■ Input for this task:

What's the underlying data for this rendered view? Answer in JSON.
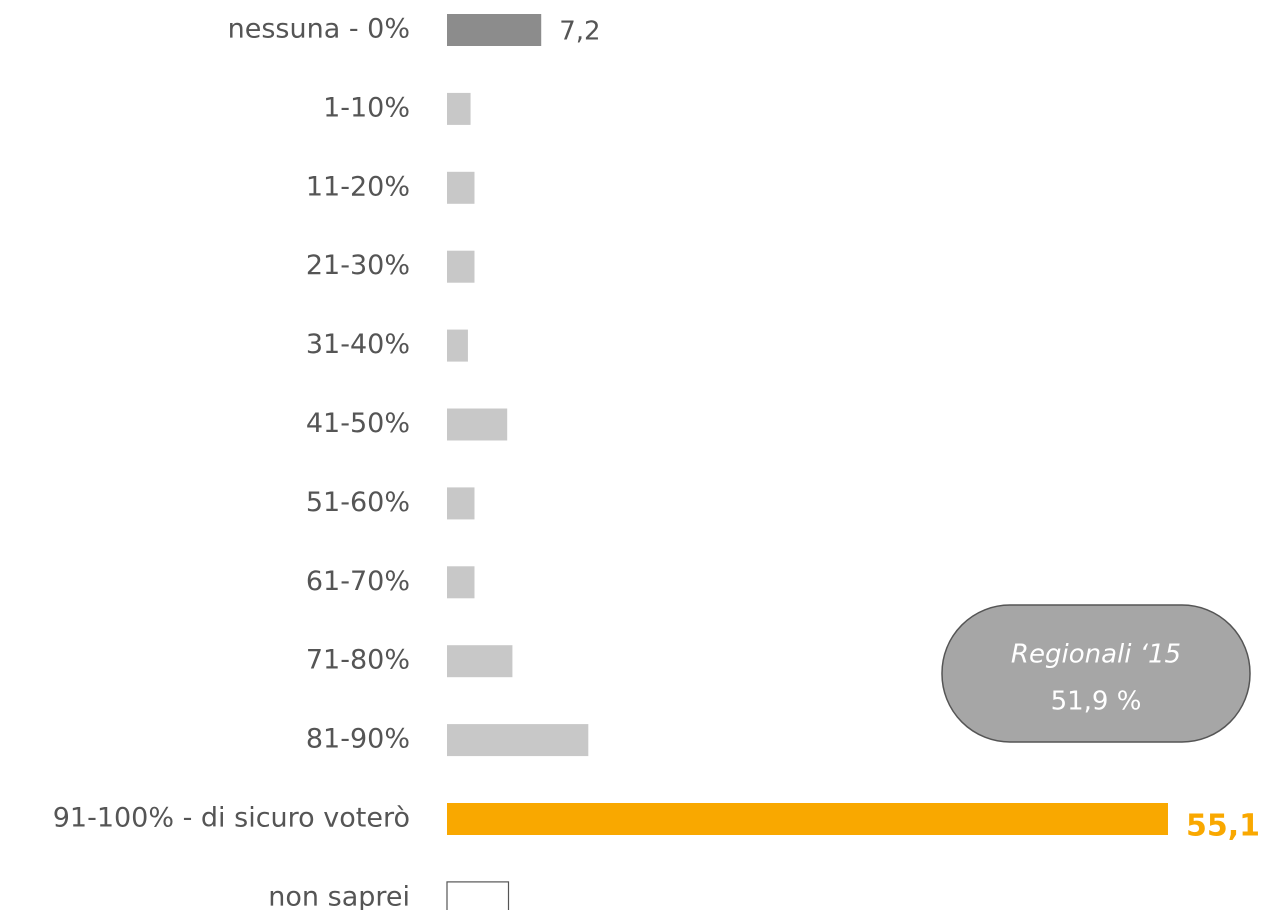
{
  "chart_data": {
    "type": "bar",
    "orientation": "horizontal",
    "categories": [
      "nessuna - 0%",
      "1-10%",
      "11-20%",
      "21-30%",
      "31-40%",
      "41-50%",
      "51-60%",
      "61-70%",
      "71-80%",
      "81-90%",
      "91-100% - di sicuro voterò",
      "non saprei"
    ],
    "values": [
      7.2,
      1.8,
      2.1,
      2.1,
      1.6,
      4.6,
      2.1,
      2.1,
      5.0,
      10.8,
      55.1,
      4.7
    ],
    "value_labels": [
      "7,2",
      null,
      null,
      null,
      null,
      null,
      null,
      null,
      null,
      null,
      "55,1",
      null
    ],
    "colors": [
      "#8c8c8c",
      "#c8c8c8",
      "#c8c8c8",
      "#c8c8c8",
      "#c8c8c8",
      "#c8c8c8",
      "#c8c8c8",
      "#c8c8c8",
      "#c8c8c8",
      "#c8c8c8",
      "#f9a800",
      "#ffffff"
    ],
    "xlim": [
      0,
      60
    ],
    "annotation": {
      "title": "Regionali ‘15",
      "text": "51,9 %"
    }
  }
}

■ Aim:
Write out all the entries exactly, except for the pictures.

■ Full output:
What's the underlying data for this rendered view? Answer in JSON.
{
  "chart_data": {
    "type": "bar",
    "orientation": "horizontal",
    "categories": [
      "nessuna - 0%",
      "1-10%",
      "11-20%",
      "21-30%",
      "31-40%",
      "41-50%",
      "51-60%",
      "61-70%",
      "71-80%",
      "81-90%",
      "91-100% - di sicuro voterò",
      "non saprei"
    ],
    "values": [
      7.2,
      1.8,
      2.1,
      2.1,
      1.6,
      4.6,
      2.1,
      2.1,
      5.0,
      10.8,
      55.1,
      4.7
    ],
    "value_labels": [
      "7,2",
      null,
      null,
      null,
      null,
      null,
      null,
      null,
      null,
      null,
      "55,1",
      null
    ],
    "colors": [
      "#8c8c8c",
      "#c8c8c8",
      "#c8c8c8",
      "#c8c8c8",
      "#c8c8c8",
      "#c8c8c8",
      "#c8c8c8",
      "#c8c8c8",
      "#c8c8c8",
      "#c8c8c8",
      "#f9a800",
      "#ffffff"
    ],
    "xlim": [
      0,
      60
    ],
    "annotation": {
      "title": "Regionali ‘15",
      "text": "51,9 %"
    }
  }
}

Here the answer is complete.